§ LISTING
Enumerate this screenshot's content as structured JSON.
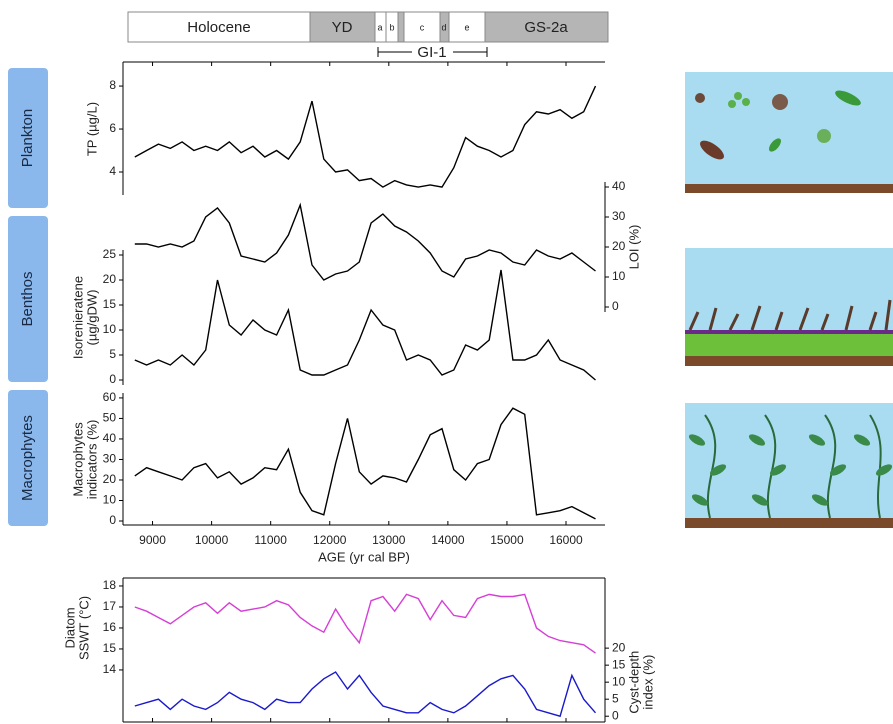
{
  "header": {
    "stages": [
      "Holocene",
      "YD",
      "a",
      "b",
      "c",
      "d",
      "e",
      "GS-2a"
    ],
    "interstadial": "GI-1"
  },
  "panel_labels": [
    "Plankton",
    "Benthos",
    "Macrophytes"
  ],
  "chart_data": [
    {
      "type": "line",
      "x": [
        8700,
        8900,
        9100,
        9300,
        9500,
        9700,
        9900,
        10100,
        10300,
        10500,
        10700,
        10900,
        11100,
        11300,
        11500,
        11700,
        11900,
        12100,
        12300,
        12500,
        12700,
        12900,
        13100,
        13300,
        13500,
        13700,
        13900,
        14100,
        14300,
        14500,
        14700,
        14900,
        15100,
        15300,
        15500,
        15700,
        15900,
        16100,
        16300,
        16500
      ],
      "xlim": [
        8500,
        16660
      ],
      "xticks": [
        9000,
        10000,
        11000,
        12000,
        13000,
        14000,
        15000,
        16000
      ],
      "ylim": [
        2.93,
        9.12
      ],
      "yticks": [
        4,
        6,
        8
      ],
      "y_label": [
        "TP (µg/L)"
      ],
      "series": [
        {
          "color": "#000000",
          "values": [
            4.7,
            5.0,
            5.3,
            5.1,
            5.4,
            5.0,
            5.2,
            5.0,
            5.4,
            4.9,
            5.2,
            4.7,
            5.0,
            4.6,
            5.4,
            7.3,
            4.6,
            4.0,
            4.1,
            3.6,
            3.7,
            3.3,
            3.6,
            3.4,
            3.3,
            3.4,
            3.3,
            4.2,
            5.6,
            5.2,
            5.0,
            4.7,
            5.0,
            6.2,
            6.8,
            6.7,
            6.9,
            6.5,
            6.8,
            8.0
          ]
        }
      ]
    },
    {
      "type": "line",
      "x": [
        8700,
        8900,
        9100,
        9300,
        9500,
        9700,
        9900,
        10100,
        10300,
        10500,
        10700,
        10900,
        11100,
        11300,
        11500,
        11700,
        11900,
        12100,
        12300,
        12500,
        12700,
        12900,
        13100,
        13300,
        13500,
        13700,
        13900,
        14100,
        14300,
        14500,
        14700,
        14900,
        15100,
        15300,
        15500,
        15700,
        15900,
        16100,
        16300,
        16500
      ],
      "xlim": [
        8500,
        16660
      ],
      "ylim": [
        -1,
        40.4
      ],
      "yticks": [
        0,
        5,
        10,
        15,
        20,
        25
      ],
      "y_label": [
        "Isorenieratene",
        "(µg/gDW)"
      ],
      "y2lim": [
        -26,
        43
      ],
      "y2ticks": [
        0,
        10,
        20,
        30,
        40
      ],
      "y2_label": [
        "LOI (%)"
      ],
      "series": [
        {
          "color": "#000000",
          "values": [
            4,
            3,
            4,
            3,
            5,
            3,
            6,
            20,
            11,
            9,
            12,
            10,
            9,
            14,
            2,
            1,
            1,
            2,
            3,
            8,
            14,
            11,
            10,
            4,
            5,
            4,
            1,
            2,
            7,
            6,
            8,
            22,
            4,
            4,
            5,
            8,
            4,
            3,
            2,
            0
          ]
        },
        {
          "color": "#000000",
          "axis": "y2",
          "values": [
            21,
            21,
            20,
            21,
            20,
            22,
            30,
            33,
            28,
            17,
            16,
            15,
            18,
            24,
            34,
            14,
            9,
            11,
            12,
            15,
            28,
            31,
            27,
            25,
            22,
            18,
            12,
            10,
            16,
            17,
            19,
            18,
            15,
            14,
            19,
            17,
            16,
            18,
            15,
            12
          ]
        }
      ]
    },
    {
      "type": "line",
      "x": [
        8700,
        8900,
        9100,
        9300,
        9500,
        9700,
        9900,
        10100,
        10300,
        10500,
        10700,
        10900,
        11100,
        11300,
        11500,
        11700,
        11900,
        12100,
        12300,
        12500,
        12700,
        12900,
        13100,
        13300,
        13500,
        13700,
        13900,
        14100,
        14300,
        14500,
        14700,
        14900,
        15100,
        15300,
        15500,
        15700,
        15900,
        16100,
        16300,
        16500
      ],
      "xlim": [
        8500,
        16660
      ],
      "xticks": [
        9000,
        10000,
        11000,
        12000,
        13000,
        14000,
        15000,
        16000
      ],
      "xtick_labels": true,
      "x_label": "AGE (yr cal BP)",
      "ylim": [
        -1.95,
        62.4
      ],
      "yticks": [
        0,
        10,
        20,
        30,
        40,
        50,
        60
      ],
      "y_label": [
        "Macrophytes",
        "indicators (%)"
      ],
      "series": [
        {
          "color": "#000000",
          "values": [
            22,
            26,
            24,
            22,
            20,
            26,
            28,
            21,
            24,
            18,
            21,
            26,
            25,
            35,
            14,
            5,
            3,
            28,
            50,
            24,
            18,
            22,
            21,
            19,
            30,
            42,
            45,
            25,
            20,
            28,
            30,
            47,
            55,
            52,
            3,
            4,
            5,
            7,
            4,
            1
          ]
        }
      ]
    },
    {
      "type": "line",
      "x": [
        8700,
        8900,
        9100,
        9300,
        9500,
        9700,
        9900,
        10100,
        10300,
        10500,
        10700,
        10900,
        11100,
        11300,
        11500,
        11700,
        11900,
        12100,
        12300,
        12500,
        12700,
        12900,
        13100,
        13300,
        13500,
        13700,
        13900,
        14100,
        14300,
        14500,
        14700,
        14900,
        15100,
        15300,
        15500,
        15700,
        15900,
        16100,
        16300,
        16500
      ],
      "xlim": [
        8500,
        16660
      ],
      "xticks": [
        9000,
        10000,
        11000,
        12000,
        13000,
        14000,
        15000,
        16000
      ],
      "ylim": [
        11.52,
        18.38
      ],
      "yticks": [
        14,
        15,
        16,
        17,
        18
      ],
      "y_label": [
        "Diatom",
        "SSWT (°C)"
      ],
      "y2lim": [
        -1.7,
        40.6
      ],
      "y2ticks": [
        0,
        5,
        10,
        15,
        20
      ],
      "y2_label": [
        "Cyst-depth",
        "index (%)"
      ],
      "series": [
        {
          "color": "#d63fd6",
          "values": [
            17.0,
            16.8,
            16.5,
            16.2,
            16.6,
            17.0,
            17.2,
            16.7,
            17.2,
            16.8,
            16.9,
            17.0,
            17.3,
            17.1,
            16.5,
            16.1,
            15.8,
            16.9,
            16.0,
            15.3,
            17.3,
            17.5,
            16.8,
            17.6,
            17.4,
            16.4,
            17.3,
            16.6,
            16.5,
            17.4,
            17.6,
            17.5,
            17.5,
            17.6,
            16.0,
            15.6,
            15.4,
            15.3,
            15.2,
            14.8
          ]
        },
        {
          "color": "#1a1acc",
          "axis": "y2",
          "values": [
            3,
            4,
            5,
            2,
            5,
            3,
            2,
            4,
            7,
            5,
            4,
            2,
            5,
            4,
            4,
            8,
            11,
            13,
            8,
            12,
            7,
            3,
            2,
            1,
            1,
            4,
            2,
            1,
            3,
            6,
            9,
            11,
            12,
            8,
            2,
            1,
            0,
            12,
            5,
            1
          ]
        }
      ]
    }
  ]
}
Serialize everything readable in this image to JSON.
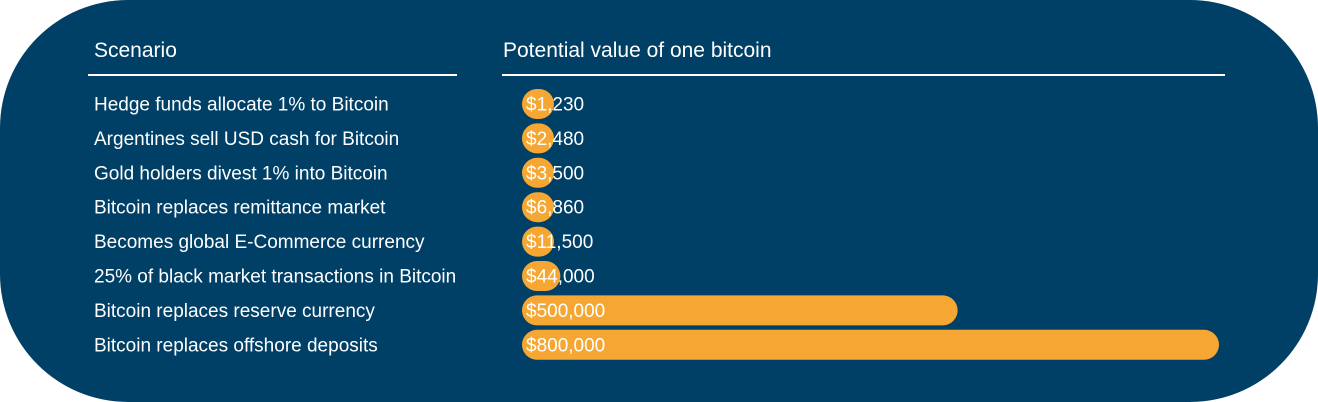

§ INSTRUCTIONS FOR THE TASK
Every record above should be written out again without change, except that the pictures are left out.

§ TASK RESPONSE
Enumerate this screenshot's content as structured JSON.
{
  "header": {
    "stages": [
      "Holocene",
      "YD",
      "a",
      "b",
      "c",
      "d",
      "e",
      "GS-2a"
    ],
    "interstadial": "GI-1"
  },
  "panel_labels": [
    "Plankton",
    "Benthos",
    "Macrophytes"
  ],
  "chart_data": [
    {
      "type": "line",
      "x": [
        8700,
        8900,
        9100,
        9300,
        9500,
        9700,
        9900,
        10100,
        10300,
        10500,
        10700,
        10900,
        11100,
        11300,
        11500,
        11700,
        11900,
        12100,
        12300,
        12500,
        12700,
        12900,
        13100,
        13300,
        13500,
        13700,
        13900,
        14100,
        14300,
        14500,
        14700,
        14900,
        15100,
        15300,
        15500,
        15700,
        15900,
        16100,
        16300,
        16500
      ],
      "xlim": [
        8500,
        16660
      ],
      "xticks": [
        9000,
        10000,
        11000,
        12000,
        13000,
        14000,
        15000,
        16000
      ],
      "ylim": [
        2.93,
        9.12
      ],
      "yticks": [
        4,
        6,
        8
      ],
      "y_label": [
        "TP (µg/L)"
      ],
      "series": [
        {
          "color": "#000000",
          "values": [
            4.7,
            5.0,
            5.3,
            5.1,
            5.4,
            5.0,
            5.2,
            5.0,
            5.4,
            4.9,
            5.2,
            4.7,
            5.0,
            4.6,
            5.4,
            7.3,
            4.6,
            4.0,
            4.1,
            3.6,
            3.7,
            3.3,
            3.6,
            3.4,
            3.3,
            3.4,
            3.3,
            4.2,
            5.6,
            5.2,
            5.0,
            4.7,
            5.0,
            6.2,
            6.8,
            6.7,
            6.9,
            6.5,
            6.8,
            8.0
          ]
        }
      ]
    },
    {
      "type": "line",
      "x": [
        8700,
        8900,
        9100,
        9300,
        9500,
        9700,
        9900,
        10100,
        10300,
        10500,
        10700,
        10900,
        11100,
        11300,
        11500,
        11700,
        11900,
        12100,
        12300,
        12500,
        12700,
        12900,
        13100,
        13300,
        13500,
        13700,
        13900,
        14100,
        14300,
        14500,
        14700,
        14900,
        15100,
        15300,
        15500,
        15700,
        15900,
        16100,
        16300,
        16500
      ],
      "xlim": [
        8500,
        16660
      ],
      "ylim": [
        -1,
        40.4
      ],
      "yticks": [
        0,
        5,
        10,
        15,
        20,
        25
      ],
      "y_label": [
        "Isorenieratene",
        "(µg/gDW)"
      ],
      "y2lim": [
        -26,
        43
      ],
      "y2ticks": [
        0,
        10,
        20,
        30,
        40
      ],
      "y2_label": [
        "LOI (%)"
      ],
      "series": [
        {
          "color": "#000000",
          "values": [
            4,
            3,
            4,
            3,
            5,
            3,
            6,
            20,
            11,
            9,
            12,
            10,
            9,
            14,
            2,
            1,
            1,
            2,
            3,
            8,
            14,
            11,
            10,
            4,
            5,
            4,
            1,
            2,
            7,
            6,
            8,
            22,
            4,
            4,
            5,
            8,
            4,
            3,
            2,
            0
          ]
        },
        {
          "color": "#000000",
          "axis": "y2",
          "values": [
            21,
            21,
            20,
            21,
            20,
            22,
            30,
            33,
            28,
            17,
            16,
            15,
            18,
            24,
            34,
            14,
            9,
            11,
            12,
            15,
            28,
            31,
            27,
            25,
            22,
            18,
            12,
            10,
            16,
            17,
            19,
            18,
            15,
            14,
            19,
            17,
            16,
            18,
            15,
            12
          ]
        }
      ]
    },
    {
      "type": "line",
      "x": [
        8700,
        8900,
        9100,
        9300,
        9500,
        9700,
        9900,
        10100,
        10300,
        10500,
        10700,
        10900,
        11100,
        11300,
        11500,
        11700,
        11900,
        12100,
        12300,
        12500,
        12700,
        12900,
        13100,
        13300,
        13500,
        13700,
        13900,
        14100,
        14300,
        14500,
        14700,
        14900,
        15100,
        15300,
        15500,
        15700,
        15900,
        16100,
        16300,
        16500
      ],
      "xlim": [
        8500,
        16660
      ],
      "xticks": [
        9000,
        10000,
        11000,
        12000,
        13000,
        14000,
        15000,
        16000
      ],
      "xtick_labels": true,
      "x_label": "AGE (yr cal BP)",
      "ylim": [
        -1.95,
        62.4
      ],
      "yticks": [
        0,
        10,
        20,
        30,
        40,
        50,
        60
      ],
      "y_label": [
        "Macrophytes",
        "indicators (%)"
      ],
      "series": [
        {
          "color": "#000000",
          "values": [
            22,
            26,
            24,
            22,
            20,
            26,
            28,
            21,
            24,
            18,
            21,
            26,
            25,
            35,
            14,
            5,
            3,
            28,
            50,
            24,
            18,
            22,
            21,
            19,
            30,
            42,
            45,
            25,
            20,
            28,
            30,
            47,
            55,
            52,
            3,
            4,
            5,
            7,
            4,
            1
          ]
        }
      ]
    },
    {
      "type": "line",
      "x": [
        8700,
        8900,
        9100,
        9300,
        9500,
        9700,
        9900,
        10100,
        10300,
        10500,
        10700,
        10900,
        11100,
        11300,
        11500,
        11700,
        11900,
        12100,
        12300,
        12500,
        12700,
        12900,
        13100,
        13300,
        13500,
        13700,
        13900,
        14100,
        14300,
        14500,
        14700,
        14900,
        15100,
        15300,
        15500,
        15700,
        15900,
        16100,
        16300,
        16500
      ],
      "xlim": [
        8500,
        16660
      ],
      "xticks": [
        9000,
        10000,
        11000,
        12000,
        13000,
        14000,
        15000,
        16000
      ],
      "ylim": [
        11.52,
        18.38
      ],
      "yticks": [
        14,
        15,
        16,
        17,
        18
      ],
      "y_label": [
        "Diatom",
        "SSWT (°C)"
      ],
      "y2lim": [
        -1.7,
        40.6
      ],
      "y2ticks": [
        0,
        5,
        10,
        15,
        20
      ],
      "y2_label": [
        "Cyst-depth",
        "index (%)"
      ],
      "series": [
        {
          "color": "#d63fd6",
          "values": [
            17.0,
            16.8,
            16.5,
            16.2,
            16.6,
            17.0,
            17.2,
            16.7,
            17.2,
            16.8,
            16.9,
            17.0,
            17.3,
            17.1,
            16.5,
            16.1,
            15.8,
            16.9,
            16.0,
            15.3,
            17.3,
            17.5,
            16.8,
            17.6,
            17.4,
            16.4,
            17.3,
            16.6,
            16.5,
            17.4,
            17.6,
            17.5,
            17.5,
            17.6,
            16.0,
            15.6,
            15.4,
            15.3,
            15.2,
            14.8
          ]
        },
        {
          "color": "#1a1acc",
          "axis": "y2",
          "values": [
            3,
            4,
            5,
            2,
            5,
            3,
            2,
            4,
            7,
            5,
            4,
            2,
            5,
            4,
            4,
            8,
            11,
            13,
            8,
            12,
            7,
            3,
            2,
            1,
            1,
            4,
            2,
            1,
            3,
            6,
            9,
            11,
            12,
            8,
            2,
            1,
            0,
            12,
            5,
            1
          ]
        }
      ]
    }
  ]
}
Serialize everything readable in this image to JSON.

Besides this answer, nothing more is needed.